### SET EXERCISE
Rewrite the lines from the one containing "profile-row: Profile : Color" through the one containing "saturation-slider[interactable] [132, 756, 292, 774]", changing "slider-label" to "slider-caption" and keeping everything else the same.

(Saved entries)
____

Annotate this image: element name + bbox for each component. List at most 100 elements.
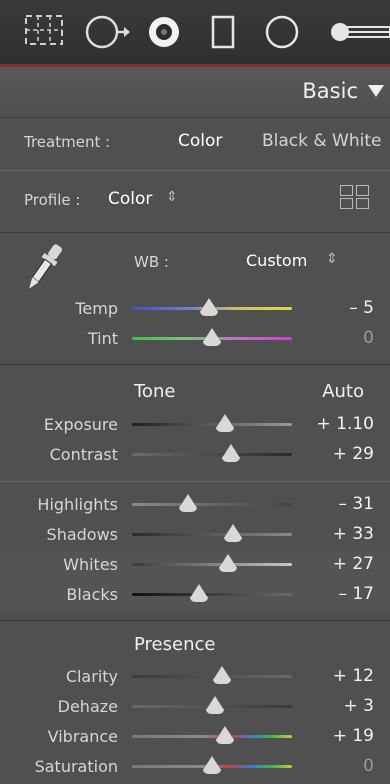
profile-row: Profile : Color ⇕ [0, 185, 390, 215]
slider-row-highlights: Highlights – 31 [0, 491, 390, 521]
slider-track [132, 735, 292, 738]
profile-label: Profile : [24, 191, 81, 209]
slider-value[interactable]: 0 [363, 756, 374, 776]
slider-value[interactable]: + 1.10 [317, 414, 375, 434]
spot-removal-icon[interactable] [84, 14, 130, 50]
whites-slider[interactable] [132, 554, 292, 572]
slider-label: Temp [75, 299, 118, 318]
slider-label: Contrast [49, 445, 118, 464]
tone-header: Tone Auto [0, 375, 390, 405]
slider-row-tint: Tint 0 [0, 325, 390, 355]
slider-label: Saturation [34, 757, 118, 776]
slider-track [132, 563, 292, 566]
profile-stepper-icon[interactable]: ⇕ [166, 189, 178, 205]
tone-heading: Tone [134, 381, 176, 402]
slider-label: Tint [87, 329, 118, 348]
slider-thumb[interactable] [199, 298, 218, 316]
exposure-slider[interactable] [132, 414, 292, 432]
wb-label: WB : [134, 253, 169, 271]
tint-slider[interactable] [132, 328, 292, 346]
divider [0, 620, 390, 621]
treatment-row: Treatment : Color Black & White [0, 127, 390, 157]
slider-label: Vibrance [47, 727, 118, 746]
red-eye-icon[interactable] [146, 14, 182, 50]
slider-thumb[interactable] [203, 756, 221, 774]
clarity-slider[interactable] [132, 666, 292, 684]
saturation-slider[interactable] [132, 756, 292, 774]
slider-row-vibrance: Vibrance + 19 [0, 723, 390, 753]
profile-browser-icon[interactable] [340, 185, 370, 211]
wb-stepper-icon[interactable]: ⇕ [326, 251, 338, 267]
divider [0, 364, 390, 365]
slider-track [132, 593, 292, 596]
slider-thumb[interactable] [179, 494, 197, 512]
treatment-bw-option[interactable]: Black & White [262, 131, 382, 151]
slider-thumb[interactable] [222, 444, 241, 462]
eyedropper-icon[interactable] [22, 239, 64, 303]
panel-title: Basic [302, 79, 358, 103]
slider-thumb[interactable] [206, 696, 225, 714]
slider-label: Exposure [43, 415, 118, 434]
treatment-color-option[interactable]: Color [178, 131, 222, 151]
slider-row-saturation: Saturation 0 [0, 753, 390, 783]
tool-strip [0, 0, 390, 67]
wb-value[interactable]: Custom [246, 251, 307, 270]
slider-row-exposure: Exposure + 1.10 [0, 411, 390, 441]
slider-track [132, 453, 292, 456]
slider-row-clarity: Clarity + 12 [0, 663, 390, 693]
slider-label: Clarity [65, 667, 118, 686]
slider-value[interactable]: + 3 [344, 696, 374, 716]
divider [0, 170, 390, 171]
crop-overlay-icon[interactable] [24, 14, 64, 46]
slider-row-blacks: Blacks – 17 [0, 581, 390, 611]
slider-value[interactable]: + 33 [333, 524, 374, 544]
panel-header[interactable]: Basic [0, 67, 390, 118]
presence-header: Presence [0, 630, 390, 660]
radial-filter-icon[interactable] [264, 14, 300, 50]
slider-row-temp: Temp – 5 [0, 295, 390, 325]
slider-value[interactable]: + 12 [333, 666, 374, 686]
slider-track [132, 423, 292, 426]
slider-label: Dehaze [57, 697, 118, 716]
slider-value[interactable]: + 19 [333, 726, 374, 746]
slider-row-whites: Whites + 27 [0, 551, 390, 581]
slider-label: Blacks [66, 585, 118, 604]
graduated-filter-icon[interactable] [210, 14, 236, 50]
divider [0, 481, 390, 482]
slider-value[interactable]: – 31 [338, 494, 374, 514]
slider-label: Highlights [37, 495, 118, 514]
contrast-slider[interactable] [132, 444, 292, 462]
slider-value[interactable]: 0 [363, 328, 374, 348]
slider-thumb[interactable] [223, 524, 242, 542]
slider-thumb[interactable] [203, 328, 221, 346]
temp-slider[interactable] [132, 298, 292, 316]
collapse-caret-icon[interactable] [368, 85, 384, 97]
slider-value[interactable]: – 5 [349, 298, 374, 318]
slider-thumb[interactable] [212, 666, 231, 684]
basic-panel: Basic Treatment : Color Black & White Pr… [0, 67, 390, 784]
highlights-slider[interactable] [132, 494, 292, 512]
profile-value[interactable]: Color [108, 189, 152, 209]
dehaze-slider[interactable] [132, 696, 292, 714]
slider-thumb[interactable] [215, 726, 234, 744]
presence-heading: Presence [134, 634, 216, 655]
slider-value[interactable]: + 27 [333, 554, 374, 574]
slider-row-dehaze: Dehaze + 3 [0, 693, 390, 723]
adjustment-brush-icon[interactable] [326, 14, 390, 50]
slider-value[interactable]: – 17 [338, 584, 374, 604]
slider-label: Shadows [46, 525, 118, 544]
blacks-slider[interactable] [132, 584, 292, 602]
auto-button[interactable]: Auto [322, 381, 364, 402]
slider-row-shadows: Shadows + 33 [0, 521, 390, 551]
slider-thumb[interactable] [215, 414, 234, 432]
divider [0, 232, 390, 233]
slider-value[interactable]: + 29 [333, 444, 374, 464]
slider-track [132, 533, 292, 536]
shadows-slider[interactable] [132, 524, 292, 542]
slider-row-contrast: Contrast + 29 [0, 441, 390, 471]
slider-thumb[interactable] [219, 554, 237, 572]
vibrance-slider[interactable] [132, 726, 292, 744]
slider-label: Whites [63, 555, 118, 574]
slider-thumb[interactable] [190, 584, 209, 602]
slider-track [132, 503, 292, 506]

____

### ANSWER
profile-row: Profile : Color ⇕ [0, 185, 390, 215]
slider-row-highlights: Highlights – 31 [0, 491, 390, 521]
slider-track [132, 735, 292, 738]
profile-label: Profile : [24, 191, 81, 209]
slider-value[interactable]: 0 [363, 756, 374, 776]
slider-value[interactable]: + 1.10 [317, 414, 375, 434]
spot-removal-icon[interactable] [84, 14, 130, 50]
whites-slider[interactable] [132, 554, 292, 572]
slider-caption: Temp [75, 299, 118, 318]
slider-caption: Contrast [49, 445, 118, 464]
tone-header: Tone Auto [0, 375, 390, 405]
slider-row-tint: Tint 0 [0, 325, 390, 355]
slider-caption: Saturation [34, 757, 118, 776]
slider-track [132, 563, 292, 566]
profile-stepper-icon[interactable]: ⇕ [166, 189, 178, 205]
tone-heading: Tone [134, 381, 176, 402]
slider-caption: Tint [87, 329, 118, 348]
slider-thumb[interactable] [199, 298, 218, 316]
exposure-slider[interactable] [132, 414, 292, 432]
wb-label: WB : [134, 253, 169, 271]
tint-slider[interactable] [132, 328, 292, 346]
divider [0, 620, 390, 621]
treatment-row: Treatment : Color Black & White [0, 127, 390, 157]
slider-caption: Vibrance [47, 727, 118, 746]
red-eye-icon[interactable] [146, 14, 182, 50]
slider-thumb[interactable] [203, 756, 221, 774]
clarity-slider[interactable] [132, 666, 292, 684]
saturation-slider[interactable] [132, 756, 292, 774]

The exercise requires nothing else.